• [Passage to read]:
────────

Nuclear weapons expert to speak at Columbus State about ‘greatest threats’ to U.S.
A nuclear weapons expert will speak this week at Columbus State University in a lecture titled “The Greatest Nuclear Threats to the U.S.”
Mark Fitzpatrick, a former U.S. diplomat, is scheduled to start his presentation Thursday in the Cunningham Center Conference Center at 7:30 p.m.
According to CSU’s news release, Fitzpatrick served in the U.S. State Department for 26 years before joining the International Institute for Strategic Studies to run its Non-Proliferation and Nuclear Policy Programme. He is the author of “Asia’s Latent Nuclear Powers: Japan, South Korea and Taiwan,” “Overcoming Pakistan’s Nuclear Dangers,” and “The Iranian Nuclear Crisis: Avoiding Worst-Case Outcomes.” He earned a master’s degree in public policy from the Harvard Kennedy School of Government and a bachelor’s degree in international relations from the University of Minnesota.

────────

• [Provided information]:
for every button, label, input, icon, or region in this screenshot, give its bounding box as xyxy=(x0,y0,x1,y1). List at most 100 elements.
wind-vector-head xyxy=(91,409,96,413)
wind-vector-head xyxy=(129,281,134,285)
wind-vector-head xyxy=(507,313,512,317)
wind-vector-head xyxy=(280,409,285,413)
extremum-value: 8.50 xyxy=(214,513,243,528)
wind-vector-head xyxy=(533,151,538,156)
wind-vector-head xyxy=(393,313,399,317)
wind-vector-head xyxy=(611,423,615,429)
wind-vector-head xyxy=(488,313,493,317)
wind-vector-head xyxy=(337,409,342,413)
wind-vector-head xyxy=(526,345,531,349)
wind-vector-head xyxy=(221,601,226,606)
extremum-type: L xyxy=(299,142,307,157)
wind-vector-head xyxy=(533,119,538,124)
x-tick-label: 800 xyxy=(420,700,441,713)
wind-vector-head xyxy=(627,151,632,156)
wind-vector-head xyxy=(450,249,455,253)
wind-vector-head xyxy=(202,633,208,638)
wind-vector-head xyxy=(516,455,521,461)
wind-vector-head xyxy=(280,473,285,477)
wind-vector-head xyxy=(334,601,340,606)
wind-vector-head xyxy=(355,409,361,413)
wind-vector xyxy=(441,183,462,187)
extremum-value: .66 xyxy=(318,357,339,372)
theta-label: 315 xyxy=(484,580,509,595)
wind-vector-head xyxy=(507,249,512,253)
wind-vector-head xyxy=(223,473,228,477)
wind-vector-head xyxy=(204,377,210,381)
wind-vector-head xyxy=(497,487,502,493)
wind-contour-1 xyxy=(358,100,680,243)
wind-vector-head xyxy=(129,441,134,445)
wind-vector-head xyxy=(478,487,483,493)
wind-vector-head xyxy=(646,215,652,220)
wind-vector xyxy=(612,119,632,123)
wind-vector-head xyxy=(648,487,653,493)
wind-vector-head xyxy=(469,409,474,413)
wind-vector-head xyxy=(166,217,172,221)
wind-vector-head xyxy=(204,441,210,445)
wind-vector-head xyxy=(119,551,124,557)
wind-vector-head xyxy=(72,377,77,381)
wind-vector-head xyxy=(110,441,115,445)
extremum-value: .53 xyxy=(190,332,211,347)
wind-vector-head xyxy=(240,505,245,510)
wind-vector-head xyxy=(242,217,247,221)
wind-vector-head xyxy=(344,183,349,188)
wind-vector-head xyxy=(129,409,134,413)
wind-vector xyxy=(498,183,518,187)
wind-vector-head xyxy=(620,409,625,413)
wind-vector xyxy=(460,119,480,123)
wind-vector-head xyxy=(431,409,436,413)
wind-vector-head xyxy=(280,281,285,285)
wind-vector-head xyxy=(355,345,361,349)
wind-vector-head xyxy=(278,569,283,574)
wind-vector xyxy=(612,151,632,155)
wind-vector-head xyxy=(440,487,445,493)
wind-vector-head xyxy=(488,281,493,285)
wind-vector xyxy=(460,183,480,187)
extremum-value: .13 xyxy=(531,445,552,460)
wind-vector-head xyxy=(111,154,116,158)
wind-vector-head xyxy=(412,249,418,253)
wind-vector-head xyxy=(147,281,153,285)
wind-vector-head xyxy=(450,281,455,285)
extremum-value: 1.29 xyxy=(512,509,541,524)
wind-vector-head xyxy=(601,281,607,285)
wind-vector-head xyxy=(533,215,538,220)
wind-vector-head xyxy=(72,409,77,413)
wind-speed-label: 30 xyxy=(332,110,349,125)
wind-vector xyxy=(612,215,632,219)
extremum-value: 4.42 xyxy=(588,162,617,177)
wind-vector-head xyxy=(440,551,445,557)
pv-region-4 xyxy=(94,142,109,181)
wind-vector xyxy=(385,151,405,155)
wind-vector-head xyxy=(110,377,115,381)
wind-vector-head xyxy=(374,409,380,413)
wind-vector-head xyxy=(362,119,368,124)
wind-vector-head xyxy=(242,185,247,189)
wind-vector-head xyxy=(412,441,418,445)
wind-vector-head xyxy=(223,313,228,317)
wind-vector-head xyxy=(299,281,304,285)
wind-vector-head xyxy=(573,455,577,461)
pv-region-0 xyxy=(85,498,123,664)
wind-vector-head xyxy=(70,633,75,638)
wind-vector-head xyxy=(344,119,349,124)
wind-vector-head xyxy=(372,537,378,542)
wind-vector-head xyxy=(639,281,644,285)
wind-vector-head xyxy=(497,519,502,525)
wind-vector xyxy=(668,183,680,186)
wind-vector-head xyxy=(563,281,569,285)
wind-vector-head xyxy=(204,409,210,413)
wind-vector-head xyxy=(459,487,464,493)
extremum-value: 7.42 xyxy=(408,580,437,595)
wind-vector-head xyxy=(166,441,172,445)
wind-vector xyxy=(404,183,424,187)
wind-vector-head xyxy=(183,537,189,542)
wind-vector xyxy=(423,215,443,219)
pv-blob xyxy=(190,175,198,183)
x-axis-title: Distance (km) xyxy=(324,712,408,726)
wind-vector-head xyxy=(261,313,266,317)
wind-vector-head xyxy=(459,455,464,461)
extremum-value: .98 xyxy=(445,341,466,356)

────────

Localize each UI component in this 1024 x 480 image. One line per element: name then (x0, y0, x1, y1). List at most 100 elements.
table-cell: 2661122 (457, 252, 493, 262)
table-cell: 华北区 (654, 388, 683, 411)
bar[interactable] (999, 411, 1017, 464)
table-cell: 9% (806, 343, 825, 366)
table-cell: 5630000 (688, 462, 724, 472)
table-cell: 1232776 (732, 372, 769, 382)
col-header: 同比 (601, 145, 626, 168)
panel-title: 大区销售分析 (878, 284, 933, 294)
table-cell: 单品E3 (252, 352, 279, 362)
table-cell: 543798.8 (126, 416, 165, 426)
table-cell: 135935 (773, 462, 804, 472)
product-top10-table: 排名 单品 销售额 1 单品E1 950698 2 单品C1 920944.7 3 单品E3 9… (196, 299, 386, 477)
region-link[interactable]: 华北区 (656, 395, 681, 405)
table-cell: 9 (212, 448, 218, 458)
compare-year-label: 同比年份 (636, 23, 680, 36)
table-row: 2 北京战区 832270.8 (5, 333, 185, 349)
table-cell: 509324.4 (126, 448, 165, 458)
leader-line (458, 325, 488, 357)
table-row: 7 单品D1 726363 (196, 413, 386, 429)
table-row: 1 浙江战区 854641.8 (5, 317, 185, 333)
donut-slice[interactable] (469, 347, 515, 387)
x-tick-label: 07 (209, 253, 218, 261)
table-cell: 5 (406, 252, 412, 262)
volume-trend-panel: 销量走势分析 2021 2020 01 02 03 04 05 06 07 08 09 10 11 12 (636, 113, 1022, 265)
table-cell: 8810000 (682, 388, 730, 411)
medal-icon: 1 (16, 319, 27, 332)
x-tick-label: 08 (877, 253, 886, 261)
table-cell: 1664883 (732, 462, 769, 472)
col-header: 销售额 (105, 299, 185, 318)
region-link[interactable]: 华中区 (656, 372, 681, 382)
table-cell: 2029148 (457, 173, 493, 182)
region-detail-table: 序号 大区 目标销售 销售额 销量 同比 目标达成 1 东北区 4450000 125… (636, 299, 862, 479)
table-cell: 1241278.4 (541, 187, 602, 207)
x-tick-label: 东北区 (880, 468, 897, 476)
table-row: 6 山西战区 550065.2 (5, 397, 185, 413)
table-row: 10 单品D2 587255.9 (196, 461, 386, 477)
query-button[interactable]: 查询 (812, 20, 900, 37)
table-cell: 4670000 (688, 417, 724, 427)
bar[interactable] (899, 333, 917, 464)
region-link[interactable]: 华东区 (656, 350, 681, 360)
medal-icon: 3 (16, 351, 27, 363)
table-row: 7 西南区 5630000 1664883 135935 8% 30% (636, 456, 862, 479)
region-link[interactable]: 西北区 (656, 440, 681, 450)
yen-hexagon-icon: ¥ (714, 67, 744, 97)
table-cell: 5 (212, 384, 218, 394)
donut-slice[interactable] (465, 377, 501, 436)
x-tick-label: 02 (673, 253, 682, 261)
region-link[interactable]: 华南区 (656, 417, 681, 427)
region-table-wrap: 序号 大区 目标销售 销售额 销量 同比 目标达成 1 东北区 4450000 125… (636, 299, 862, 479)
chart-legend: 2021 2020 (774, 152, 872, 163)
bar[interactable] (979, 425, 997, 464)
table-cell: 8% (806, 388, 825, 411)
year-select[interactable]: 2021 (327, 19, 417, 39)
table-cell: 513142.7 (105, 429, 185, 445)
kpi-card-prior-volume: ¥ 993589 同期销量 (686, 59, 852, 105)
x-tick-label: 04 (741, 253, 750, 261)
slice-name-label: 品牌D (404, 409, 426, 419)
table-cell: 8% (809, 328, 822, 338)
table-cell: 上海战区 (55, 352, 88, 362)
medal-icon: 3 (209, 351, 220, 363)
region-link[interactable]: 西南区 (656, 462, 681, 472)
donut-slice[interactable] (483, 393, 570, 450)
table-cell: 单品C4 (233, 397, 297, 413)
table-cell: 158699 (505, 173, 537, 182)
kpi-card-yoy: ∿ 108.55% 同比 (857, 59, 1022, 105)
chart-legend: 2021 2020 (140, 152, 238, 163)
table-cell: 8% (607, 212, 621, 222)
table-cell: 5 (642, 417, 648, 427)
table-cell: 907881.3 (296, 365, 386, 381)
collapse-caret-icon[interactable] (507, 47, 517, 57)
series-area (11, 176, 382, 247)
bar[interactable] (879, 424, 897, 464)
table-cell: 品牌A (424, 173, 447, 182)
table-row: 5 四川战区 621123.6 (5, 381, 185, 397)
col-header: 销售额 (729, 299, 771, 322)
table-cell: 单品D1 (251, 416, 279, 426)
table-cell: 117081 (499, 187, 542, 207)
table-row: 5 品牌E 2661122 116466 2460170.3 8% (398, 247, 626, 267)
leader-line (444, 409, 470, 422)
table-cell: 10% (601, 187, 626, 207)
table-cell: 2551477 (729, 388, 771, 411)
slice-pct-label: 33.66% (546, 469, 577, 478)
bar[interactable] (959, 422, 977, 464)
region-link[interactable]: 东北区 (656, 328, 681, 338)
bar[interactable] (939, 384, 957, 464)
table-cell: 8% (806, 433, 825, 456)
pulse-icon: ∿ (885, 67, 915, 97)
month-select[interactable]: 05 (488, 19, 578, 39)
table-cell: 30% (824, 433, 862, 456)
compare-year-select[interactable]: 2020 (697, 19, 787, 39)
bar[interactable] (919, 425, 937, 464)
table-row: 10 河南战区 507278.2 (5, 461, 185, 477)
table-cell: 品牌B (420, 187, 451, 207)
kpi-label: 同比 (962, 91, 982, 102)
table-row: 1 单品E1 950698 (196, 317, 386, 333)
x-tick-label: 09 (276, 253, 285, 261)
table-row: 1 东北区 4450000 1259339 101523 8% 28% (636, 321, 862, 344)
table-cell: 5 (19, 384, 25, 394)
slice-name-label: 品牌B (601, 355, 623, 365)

────────

• [What you need to do]: Can you continue the news item about the nuclear weapons lecture at Columbus State, picking up after its last sentence?

• [Expected answer]:
In his lecture at CSU, Fitzpatrick is expected to note “how Moscow’s nuclear arsenal -- the largest in the world -- has long been directed at the U.S. and its allies, and how recent interactions have sparked renewed nuclear sabre-rattling by the Kremlin,” the release says. “Fitzpatrick, however, will argue that the gravest nuclear challenges are to be found in North Korea and South Asia. Pyongyang’s accelerated nuclear and missile tests demonstrate an intention, or at least an ability, to hit the United States with a nuclear-tipped missile.”
Fitzpatrick’s visit is part of the Hallock Speaker Series, supported by the Richard R. Hallock Foundation and coordinated by CSU’s Department of Political Science and Public Administration. The series was established in 2007 to “address issues of national security for the university community and others interested in this topic,” according to CSU’s website.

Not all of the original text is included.